文章ブロック
========================================================================

コリント教会は問題の多い、混乱した教会でした。パウロはそれらの問題を見過ごせない深刻なものととらえていました。しかし、彼はコリント教会を「どうしようもない、失格した、絶望的な教会」とは見ていなかったようです。

 

コリントにある神の教会へ。すなわち、私たちの主イエス・キリストの御名を、至る所で呼び求めているすべての人々とともに、聖徒として召され、キリスト・イエスにあって聖なるものとされた方々へ。主は私たちの主であるとともに、そのすべての人々の主です。(1:2)

 

問題を抱えていても、コリント教会は「神の教会」であり、「聖徒」たちなのです。パウロは、彼らが「キリストにあって豊かにされた者」(5節)「イエス・キリストとの交わりに入れられた(存在)」(9節)であると語ります。ここで強調されていることは、キリストにあるアイデンティティです。パウロは、コリントにあるクリスチャンの群れが一体「キリストにあって何者とされているか(being)」を強調し、その上で、キリスト者として「どうすべきか(doing)」を教えています。この順序は非常に大切です。

 

私たちは、自分たちの言動(doing)の善し悪しによって存在(being)が定義付けられると感じます。「悪いことをしてしまったから悪い存在だ」「あの人はあんなに立派な行いをしているから立派な人だ」「〜さんは、あんなに能力があるから価値がある」と…。これは、いわば“行いにあるアイデンティティ”です。

 

しかし、聖書的な思考は「こんな私がただキリストのゆえに罪赦され、義とされ、神の子とされ、聖徒という立場が与えられている!」という、“キリストにあるアイデンティティ”に重きを置きます。その確信が強まっていくとき、私たちはその立場にふさわしい生き方をするように変えられていくのです。

 

 

キリストにある一致

 

さて、兄弟たち。私は、私たちの主イエス・キリストの御名によって、あなたがたにお願いします。どうか、みなが一致して、仲間割れすることなく、同じ心、同じ判断を完全に保ってください。(1:10)

========================================================================

元データ
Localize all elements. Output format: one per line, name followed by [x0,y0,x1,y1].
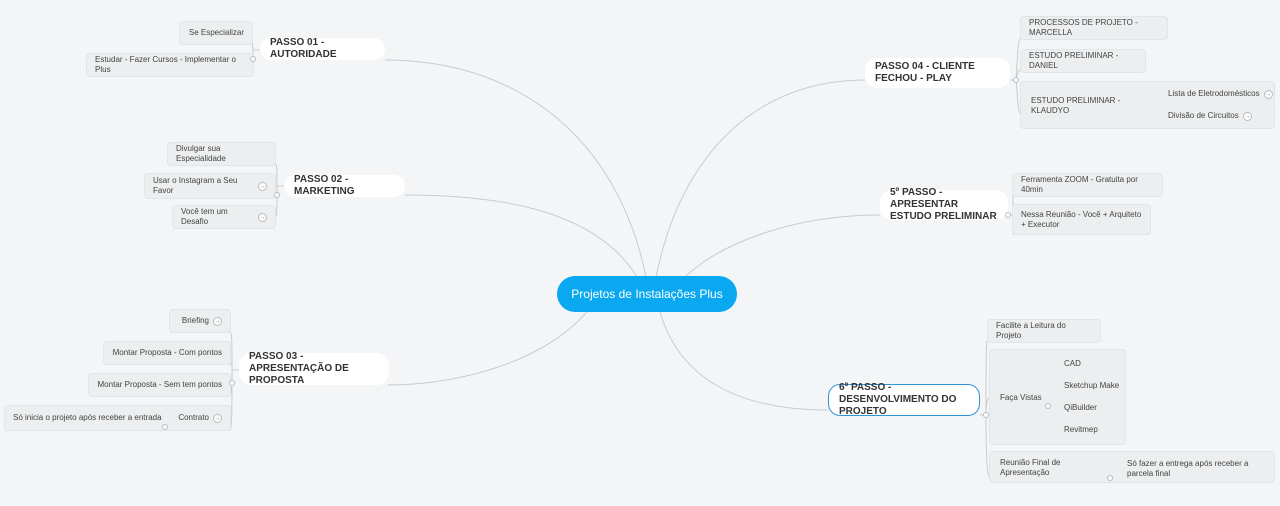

========================================================================

コリント教会についての文章によると、パウロはキリスト者として「どうすべきか(doing)」を教える前に、何を強調しているか。

コリントにあるクリスチャンの群れが「キリストにあって何者とされているか(being)」である。